Exercise instructions>
Copy nothing but the lines running from the one containing "Convert this document image to plain text." through the end of the listing below. Drop the pictures.

Stored data>
<<<<

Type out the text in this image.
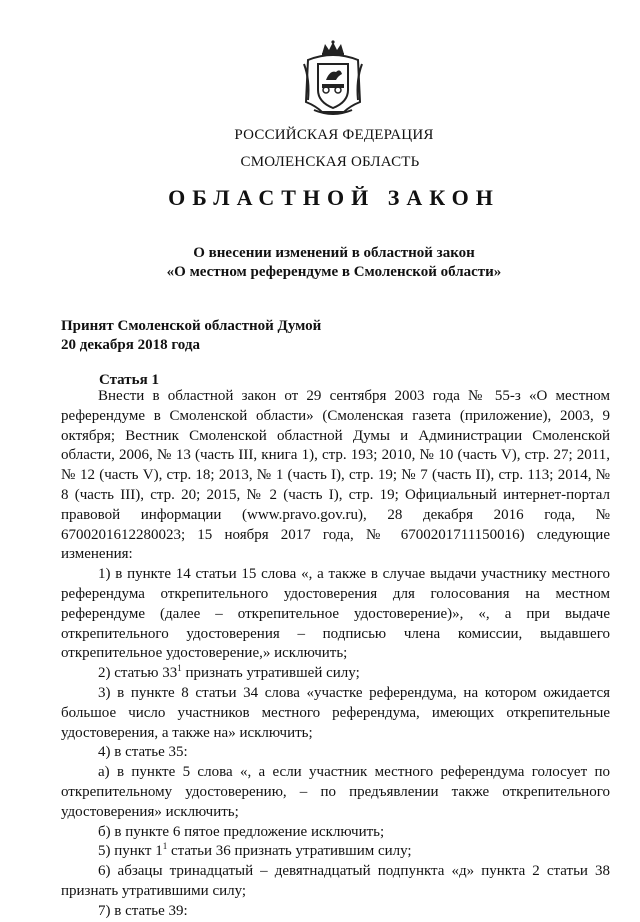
РОССИЙСКАЯ ФЕДЕРАЦИЯ
СМОЛЕНСКАЯ ОБЛАСТЬ
ОБЛАСТНОЙ ЗАКОН
О внесении изменений в областной закон
«О местном референдуме в Смоленской области»
Принят Смоленской областной Думой
20 декабря 2018 года
Статья 1

Внести в областной закон от 29 сентября 2003 года № 55-з «О местном референдуме в Смоленской области» (Смоленская газета (приложение), 2003, 9 октября; Вестник Смоленской областной Думы и Администрации Смоленской области, 2006, № 13 (часть III, книга 1), стр. 193; 2010, № 10 (часть V), стр. 27; 2011, № 12 (часть V), стр. 18; 2013, № 1 (часть I), стр. 19; № 7 (часть II), стр. 113; 2014, № 8 (часть III), стр. 20; 2015, № 2 (часть I), стр. 19; Официальный интернет-портал правовой информации (www.pravo.gov.ru), 28 декабря 2016 года, № 6700201612280023; 15 ноября 2017 года, № 6700201711150016) следующие изменения:

1) в пункте 14 статьи 15 слова «, а также в случае выдачи участнику местного референдума открепительного удостоверения для голосования на местном референдуме (далее – открепительное удостоверение)», «, а при выдаче открепительного удостоверения – подписью члена комиссии, выдавшего открепительное удостоверение,» исключить;

2) статью $33^1$ признать утратившей силу;

3) в пункте 8 статьи 34 слова «участке референдума, на котором ожидается большое число участников местного референдума, имеющих открепительные удостоверения, а также на» исключить;

4) в статье 35:

а) в пункте 5 слова «, а если участник местного референдума голосует по открепительному удостоверению, – по предъявлении также открепительного удостоверения» исключить;

б) в пункте 6 пятое предложение исключить;

5) пункт $1^1$ статьи 36 признать утратившим силу;

6) абзацы тринадцатый – девятнадцатый подпункта «д» пункта 2 статьи 38 признать утратившими силу;

7) в статье 39:
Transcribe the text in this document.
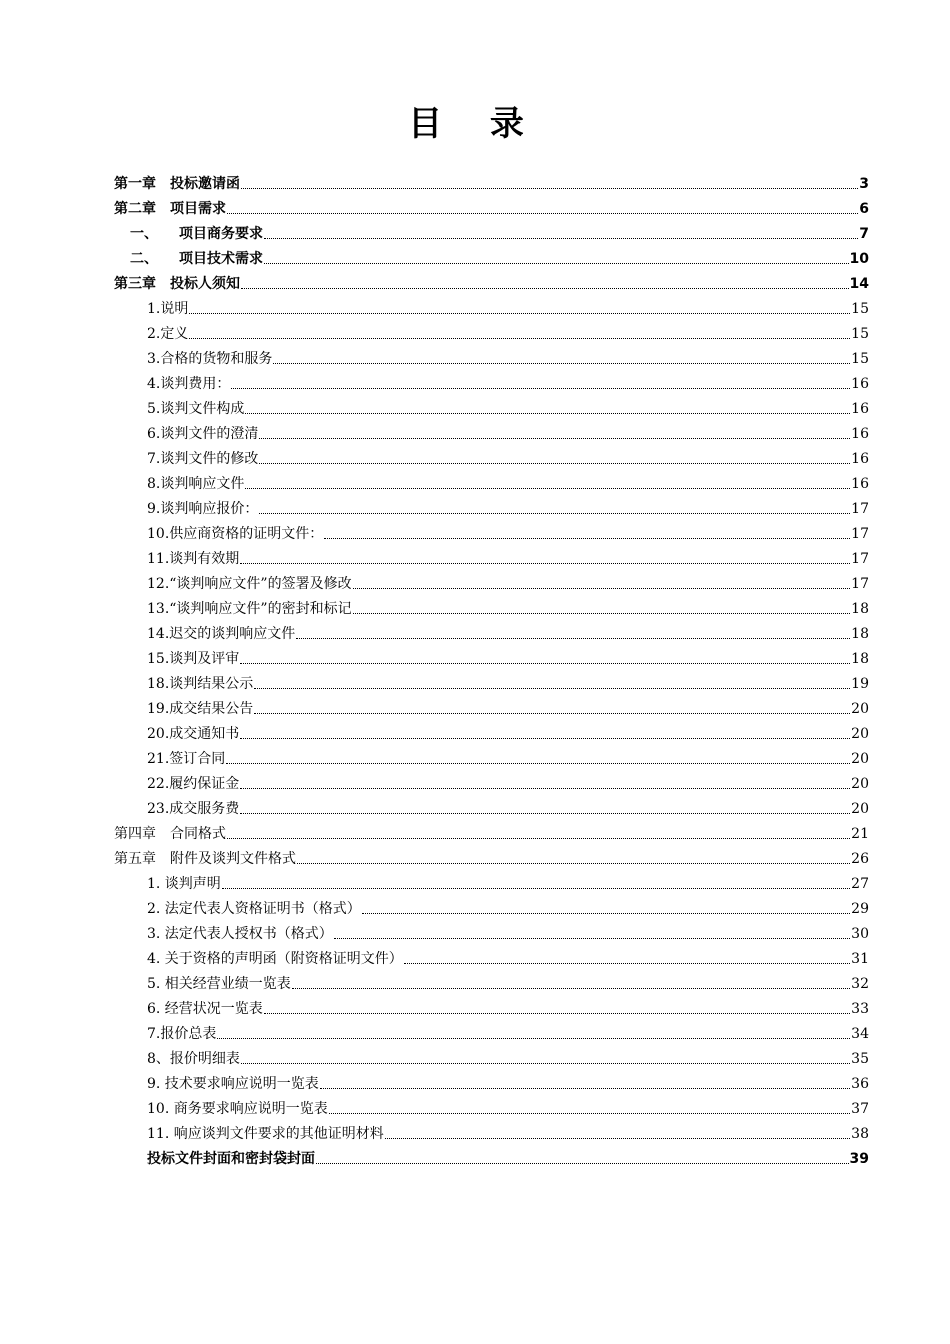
目 录
第一章　投标邀请函	3
第二章　项目需求	6
一、　　项目商务要求	7
二、　　项目技术需求	10
第三章　投标人须知	14
1.说明	15
2.定义	15
3.合格的货物和服务	15
4.谈判费用：	16
5.谈判文件构成	16
6.谈判文件的澄清	16
7.谈判文件的修改	16
8.谈判响应文件	16
9.谈判响应报价：	17
10.供应商资格的证明文件：	17
11.谈判有效期	17
12.“谈判响应文件”的签署及修改	17
13.“谈判响应文件”的密封和标记	18
14.迟交的谈判响应文件	18
15.谈判及评审	18
18.谈判结果公示	19
19.成交结果公告	20
20.成交通知书	20
21.签订合同	20
22.履约保证金	20
23.成交服务费	20
第四章　合同格式	21
第五章　附件及谈判文件格式	26
1. 谈判声明	27
2. 法定代表人资格证明书（格式）	29
3. 法定代表人授权书（格式）	30
4. 关于资格的声明函（附资格证明文件）	31
5. 相关经营业绩一览表	32
6. 经营状况一览表	33
7.报价总表	34
8、报价明细表	35
9. 技术要求响应说明一览表	36
10. 商务要求响应说明一览表	37
11. 响应谈判文件要求的其他证明材料	38
投标文件封面和密封袋封面	39
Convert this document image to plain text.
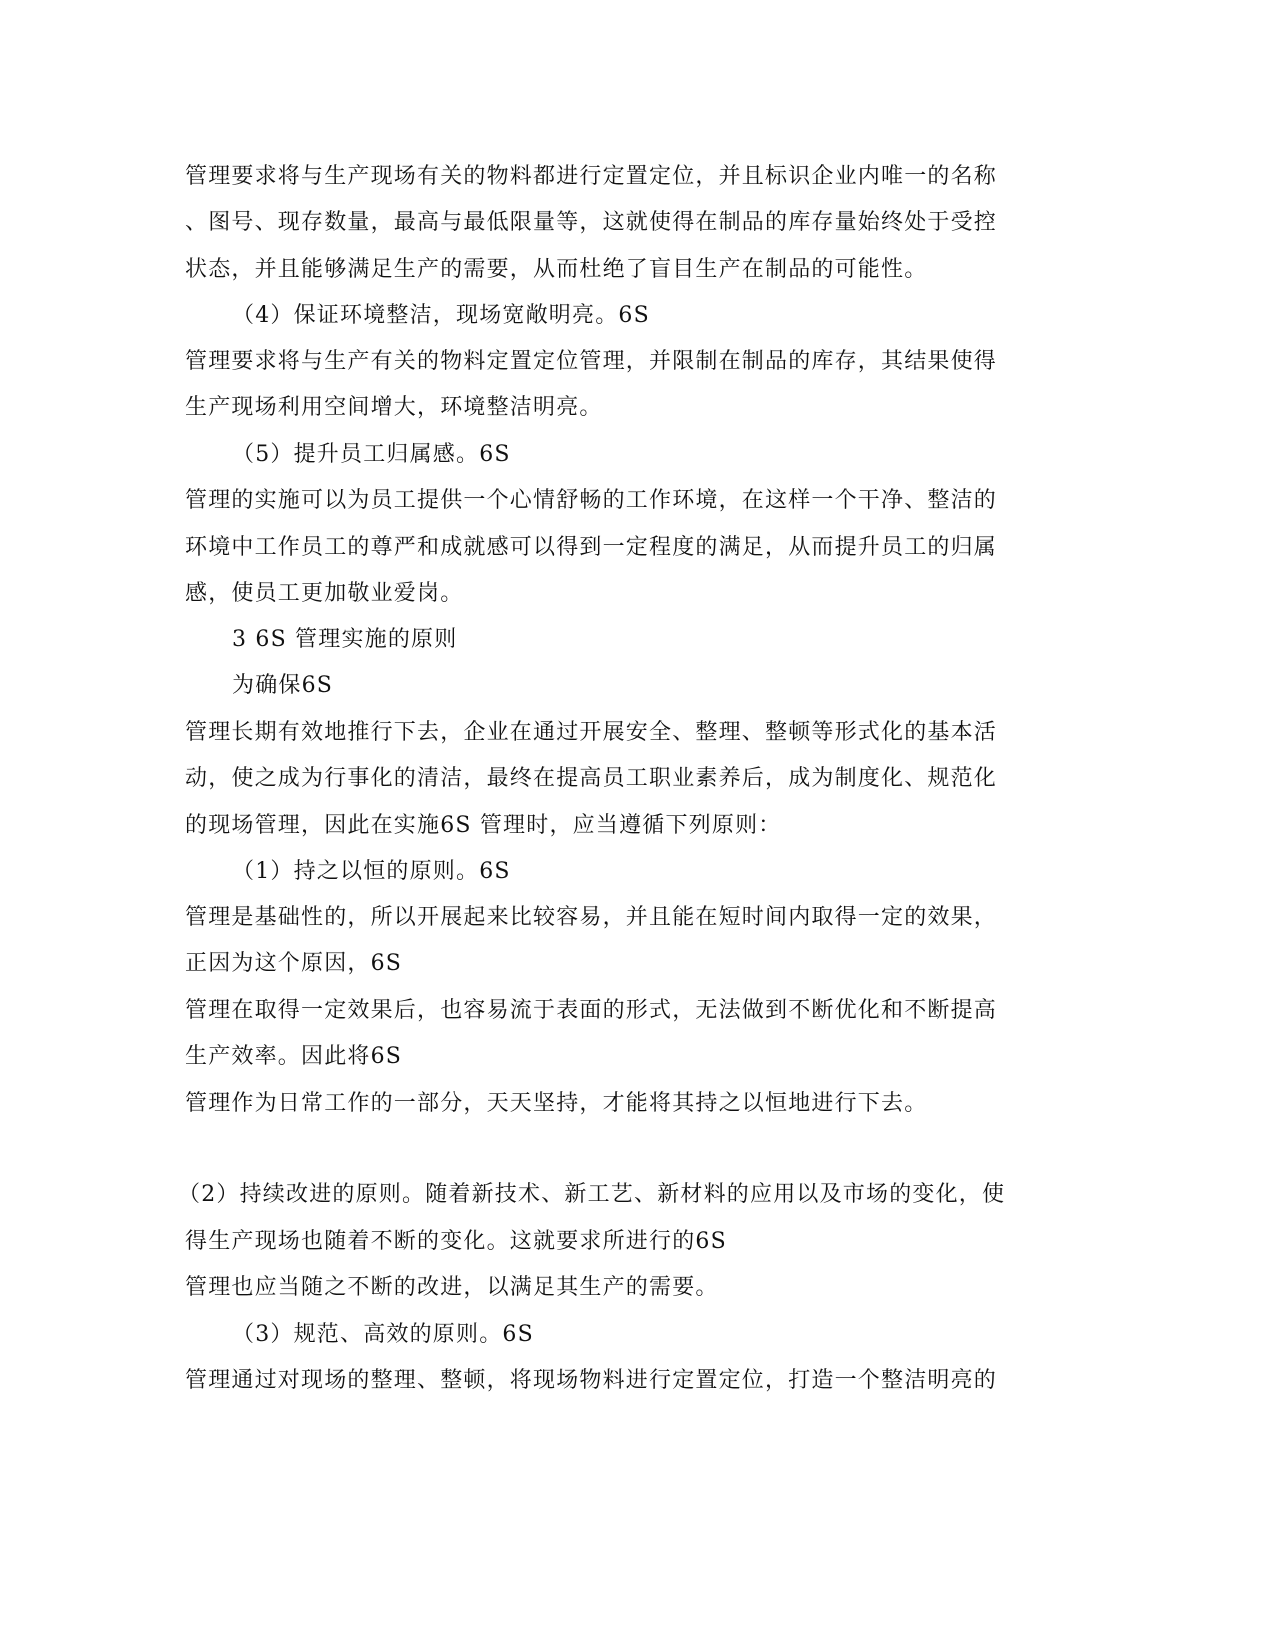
管理要求将与生产现场有关的物料都进行定置定位，并且标识企业内唯一的名称
、图号、现存数量，最高与最低限量等，这就使得在制品的库存量始终处于受控
状态，并且能够满足生产的需要，从而杜绝了盲目生产在制品的可能性。
（4）保证环境整洁，现场宽敞明亮。6S
管理要求将与生产有关的物料定置定位管理，并限制在制品的库存，其结果使得
生产现场利用空间增大，环境整洁明亮。
（5）提升员工归属感。6S
管理的实施可以为员工提供一个心情舒畅的工作环境，在这样一个干净、整洁的
环境中工作员工的尊严和成就感可以得到一定程度的满足，从而提升员工的归属
感，使员工更加敬业爱岗。
3 6S 管理实施的原则
为确保6S
管理长期有效地推行下去，企业在通过开展安全、整理、整顿等形式化的基本活
动，使之成为行事化的清洁，最终在提高员工职业素养后，成为制度化、规范化
的现场管理，因此在实施6S 管理时，应当遵循下列原则：
（1）持之以恒的原则。6S
管理是基础性的，所以开展起来比较容易，并且能在短时间内取得一定的效果，
正因为这个原因，6S
管理在取得一定效果后，也容易流于表面的形式，无法做到不断优化和不断提高
生产效率。因此将6S
管理作为日常工作的一部分，天天坚持，才能将其持之以恒地进行下去。
（2）持续改进的原则。随着新技术、新工艺、新材料的应用以及市场的变化，使
得生产现场也随着不断的变化。这就要求所进行的6S
管理也应当随之不断的改进，以满足其生产的需要。
（3）规范、高效的原则。6S
管理通过对现场的整理、整顿，将现场物料进行定置定位，打造一个整洁明亮的
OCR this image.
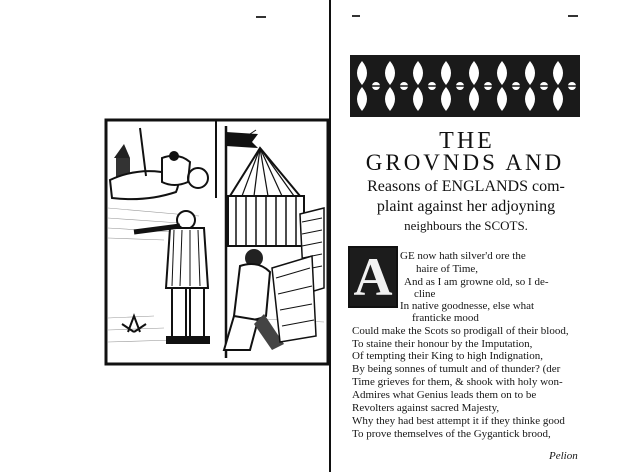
THE
GROVNDS AND
Reasons of ENGLANDS com-
plaint against her adjoyning
neighbours the SCOTS.
A GE now hath silver'd ore the
haire of Time,
And as I am growne old, so I de-
cline
In native goodnesse, else what
franticke mood
Could make the Scots so prodigall of their blood,
To staine their honour by the Imputation,
Of tempting their King to high Indignation,
By being sonnes of tumult and of thunder? (der
Time grieves for them, & shook with holy won-
Admires what Genius leads them on to be
Revolters against sacred Majesty,
Why they had best attempt it if they thinke good
To prove themselves of the Gygantick brood,
Pelion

>>>>

The output>
Convert this document image to plain text.
管理要求将与生产现场有关的物料都进行定置定位，并且标识企业内唯一的名称
、图号、现存数量，最高与最低限量等，这就使得在制品的库存量始终处于受控
状态，并且能够满足生产的需要，从而杜绝了盲目生产在制品的可能性。
（4）保证环境整洁，现场宽敞明亮。6S
管理要求将与生产有关的物料定置定位管理，并限制在制品的库存，其结果使得
生产现场利用空间增大，环境整洁明亮。
（5）提升员工归属感。6S
管理的实施可以为员工提供一个心情舒畅的工作环境，在这样一个干净、整洁的
环境中工作员工的尊严和成就感可以得到一定程度的满足，从而提升员工的归属
感，使员工更加敬业爱岗。
3 6S 管理实施的原则
为确保6S
管理长期有效地推行下去，企业在通过开展安全、整理、整顿等形式化的基本活
动，使之成为行事化的清洁，最终在提高员工职业素养后，成为制度化、规范化
的现场管理，因此在实施6S 管理时，应当遵循下列原则：
（1）持之以恒的原则。6S
管理是基础性的，所以开展起来比较容易，并且能在短时间内取得一定的效果，
正因为这个原因，6S
管理在取得一定效果后，也容易流于表面的形式，无法做到不断优化和不断提高
生产效率。因此将6S
管理作为日常工作的一部分，天天坚持，才能将其持之以恒地进行下去。
（2）持续改进的原则。随着新技术、新工艺、新材料的应用以及市场的变化，使
得生产现场也随着不断的变化。这就要求所进行的6S
管理也应当随之不断的改进，以满足其生产的需要。
（3）规范、高效的原则。6S
管理通过对现场的整理、整顿，将现场物料进行定置定位，打造一个整洁明亮的
OCR this image.
THE
GROVNDS AND
Reasons of ENGLANDS com-
plaint against her adjoyning
neighbours the SCOTS.
A GE now hath silver'd ore the
haire of Time,
And as I am growne old, so I de-
cline
In native goodnesse, else what
franticke mood
Could make the Scots so prodigall of their blood,
To staine their honour by the Imputation,
Of tempting their King to high Indignation,
By being sonnes of tumult and of thunder? (der
Time grieves for them, & shook with holy won-
Admires what Genius leads them on to be
Revolters against sacred Majesty,
Why they had best attempt it if they thinke good
To prove themselves of the Gygantick brood,
Pelion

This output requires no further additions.